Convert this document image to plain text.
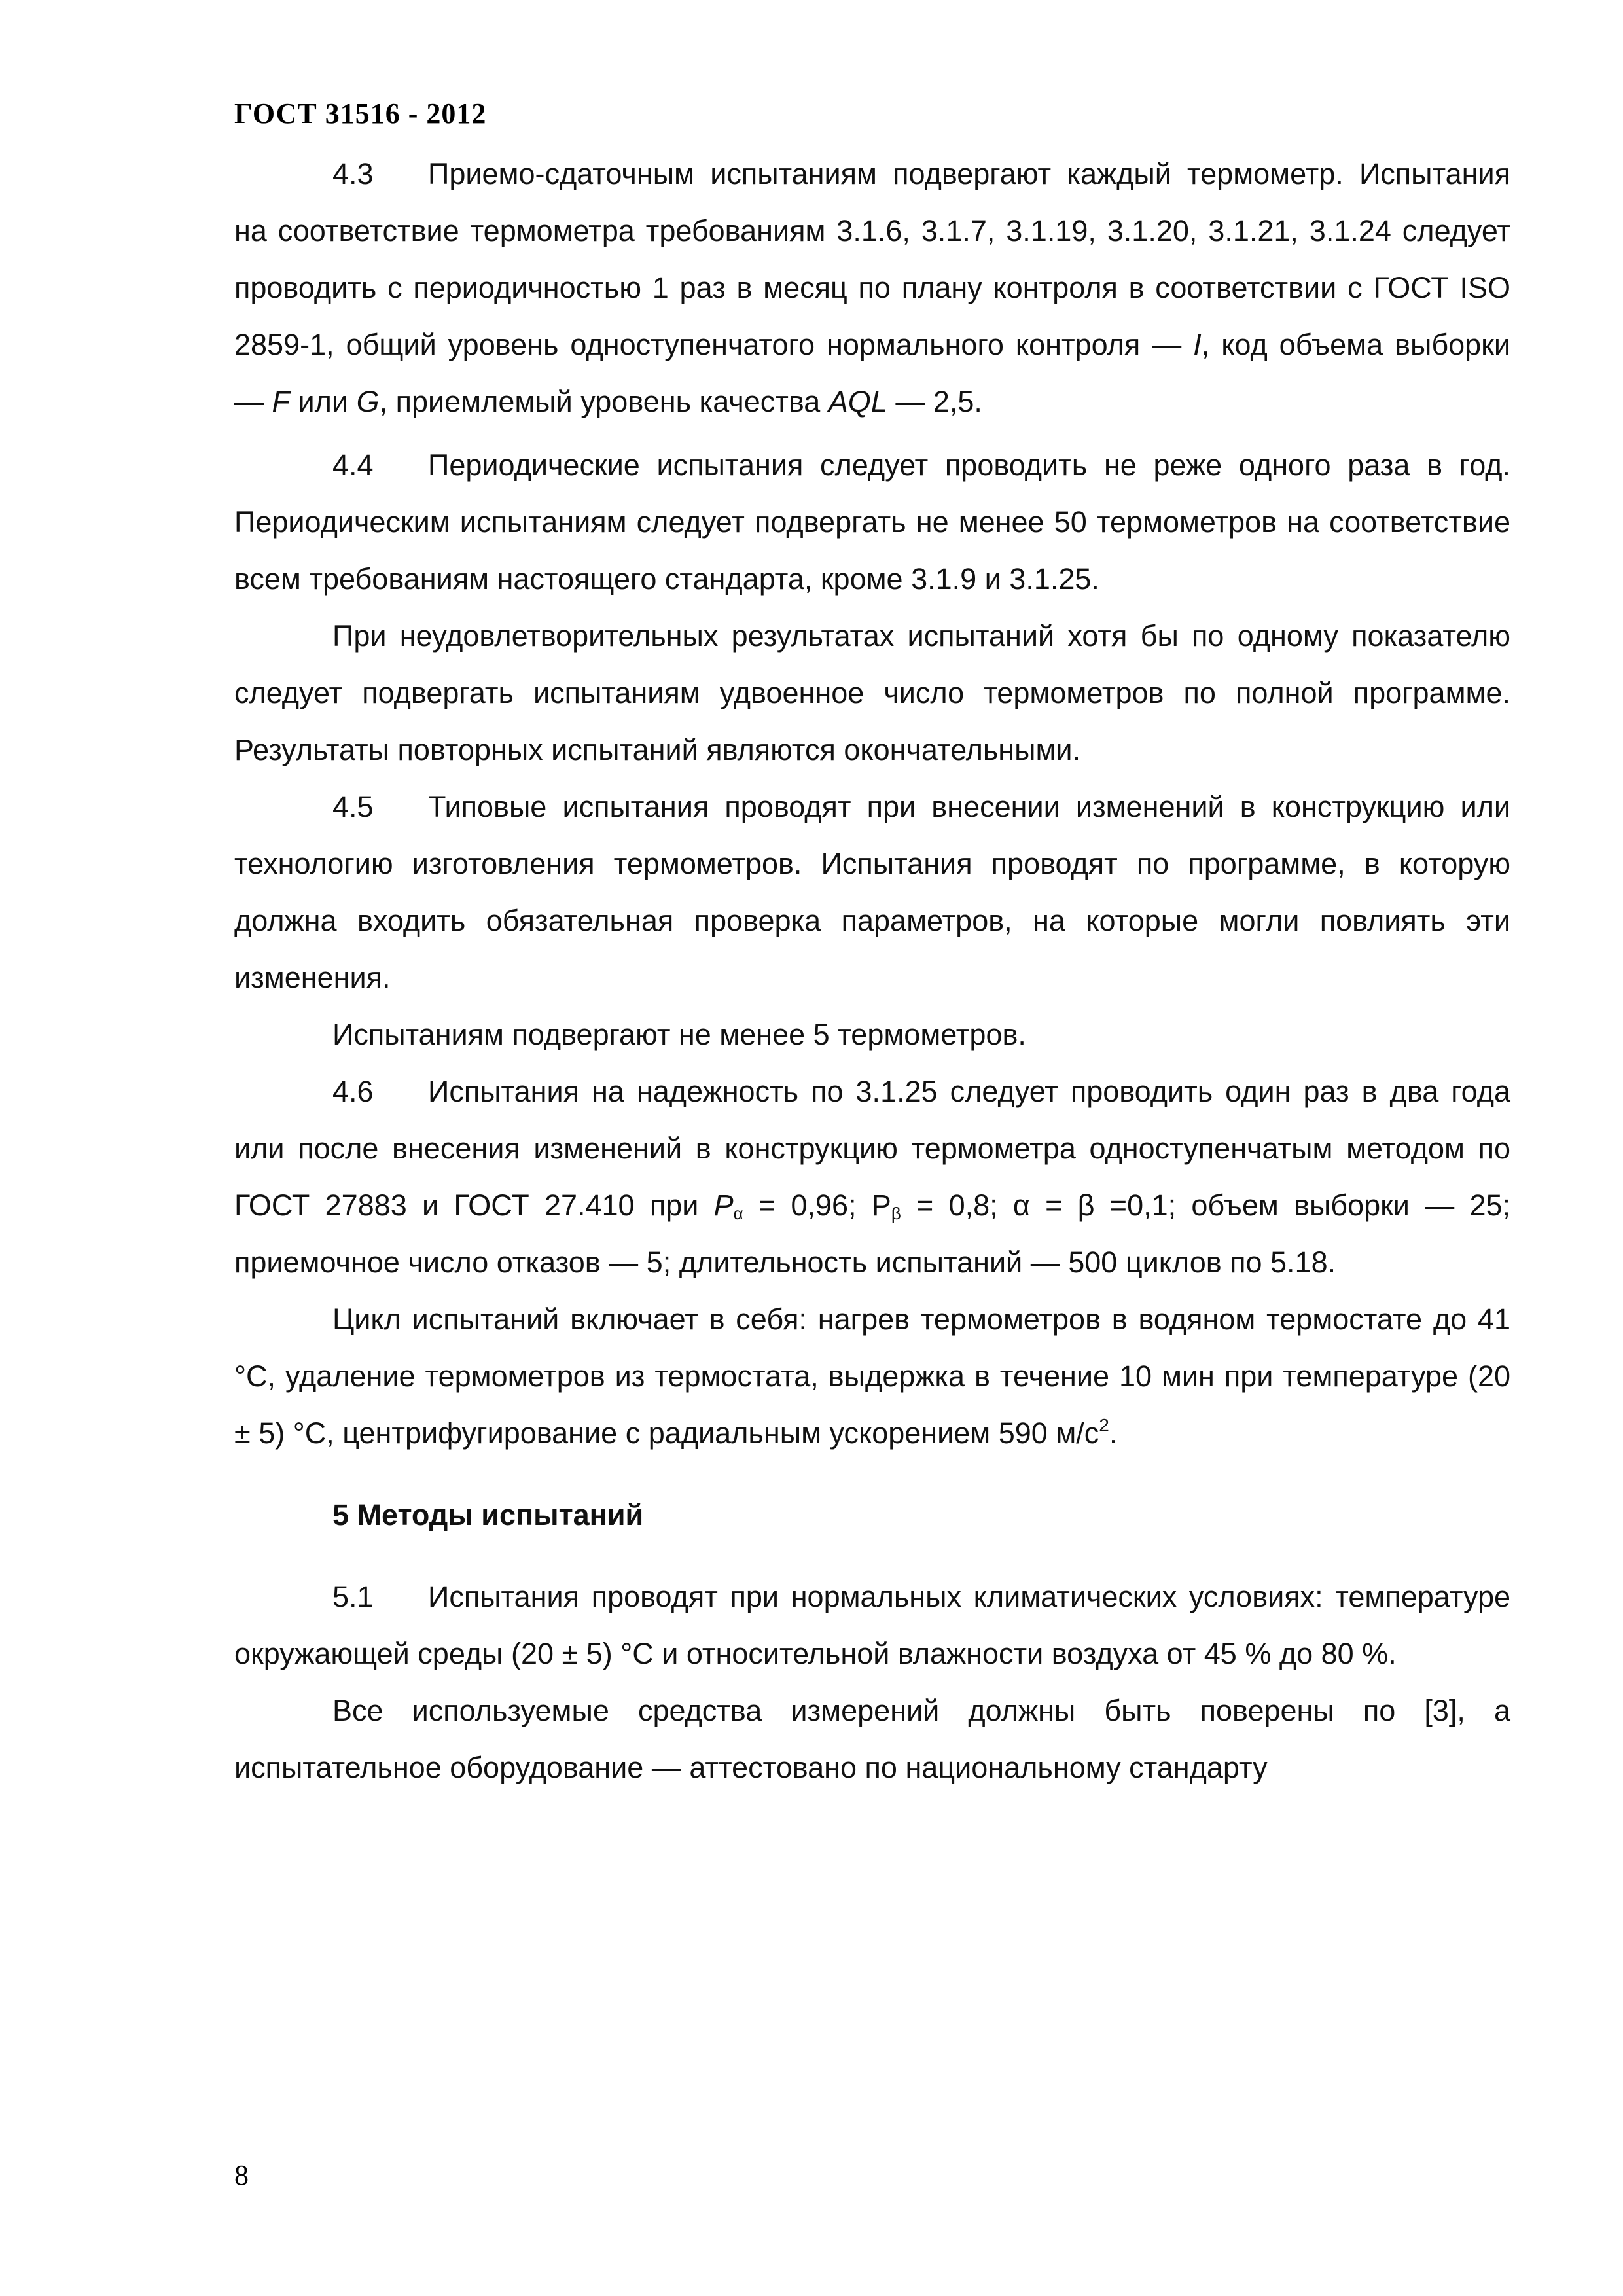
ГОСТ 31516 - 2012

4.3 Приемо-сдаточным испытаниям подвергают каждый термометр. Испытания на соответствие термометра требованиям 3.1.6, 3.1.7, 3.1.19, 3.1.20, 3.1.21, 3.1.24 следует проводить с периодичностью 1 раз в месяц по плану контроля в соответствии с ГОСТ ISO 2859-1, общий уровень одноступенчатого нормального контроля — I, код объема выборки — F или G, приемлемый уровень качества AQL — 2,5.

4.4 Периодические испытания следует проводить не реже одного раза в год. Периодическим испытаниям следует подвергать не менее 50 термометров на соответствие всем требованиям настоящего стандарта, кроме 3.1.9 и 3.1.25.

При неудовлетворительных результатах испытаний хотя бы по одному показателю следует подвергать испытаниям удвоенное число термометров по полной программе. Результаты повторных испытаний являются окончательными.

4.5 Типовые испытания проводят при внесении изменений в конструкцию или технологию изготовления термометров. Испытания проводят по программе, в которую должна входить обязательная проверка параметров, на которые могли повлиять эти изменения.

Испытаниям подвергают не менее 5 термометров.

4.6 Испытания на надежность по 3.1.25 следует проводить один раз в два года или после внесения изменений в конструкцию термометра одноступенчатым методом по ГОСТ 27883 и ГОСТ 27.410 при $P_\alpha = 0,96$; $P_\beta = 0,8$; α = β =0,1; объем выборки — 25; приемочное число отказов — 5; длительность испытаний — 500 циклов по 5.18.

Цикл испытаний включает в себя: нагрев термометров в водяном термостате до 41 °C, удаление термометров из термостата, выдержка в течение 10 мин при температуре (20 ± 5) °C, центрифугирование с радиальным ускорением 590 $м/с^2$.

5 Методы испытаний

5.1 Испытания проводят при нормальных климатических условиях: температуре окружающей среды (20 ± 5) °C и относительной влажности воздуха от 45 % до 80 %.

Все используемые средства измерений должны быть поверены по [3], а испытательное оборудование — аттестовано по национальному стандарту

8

Prompt
Quote each line of the listing exactly, but leave the pictures out.

Full answer
Convert this document image to plain text.
ГОСТ 31516 - 2012

4.3 Приемо-сдаточным испытаниям подвергают каждый термометр. Испытания на соответствие термометра требованиям 3.1.6, 3.1.7, 3.1.19, 3.1.20, 3.1.21, 3.1.24 следует проводить с периодичностью 1 раз в месяц по плану контроля в соответствии с ГОСТ ISO 2859-1, общий уровень одноступенчатого нормального контроля — I, код объема выборки — F или G, приемлемый уровень качества AQL — 2,5.

4.4 Периодические испытания следует проводить не реже одного раза в год. Периодическим испытаниям следует подвергать не менее 50 термометров на соответствие всем требованиям настоящего стандарта, кроме 3.1.9 и 3.1.25.

При неудовлетворительных результатах испытаний хотя бы по одному показателю следует подвергать испытаниям удвоенное число термометров по полной программе. Результаты повторных испытаний являются окончательными.

4.5 Типовые испытания проводят при внесении изменений в конструкцию или технологию изготовления термометров. Испытания проводят по программе, в которую должна входить обязательная проверка параметров, на которые могли повлиять эти изменения.

Испытаниям подвергают не менее 5 термометров.

4.6 Испытания на надежность по 3.1.25 следует проводить один раз в два года или после внесения изменений в конструкцию термометра одноступенчатым методом по ГОСТ 27883 и ГОСТ 27.410 при $P_\alpha = 0,96$; $P_\beta = 0,8$; α = β =0,1; объем выборки — 25; приемочное число отказов — 5; длительность испытаний — 500 циклов по 5.18.

Цикл испытаний включает в себя: нагрев термометров в водяном термостате до 41 °C, удаление термометров из термостата, выдержка в течение 10 мин при температуре (20 ± 5) °C, центрифугирование с радиальным ускорением 590 $м/с^2$.

5 Методы испытаний

5.1 Испытания проводят при нормальных климатических условиях: температуре окружающей среды (20 ± 5) °C и относительной влажности воздуха от 45 % до 80 %.

Все используемые средства измерений должны быть поверены по [3], а испытательное оборудование — аттестовано по национальному стандарту

8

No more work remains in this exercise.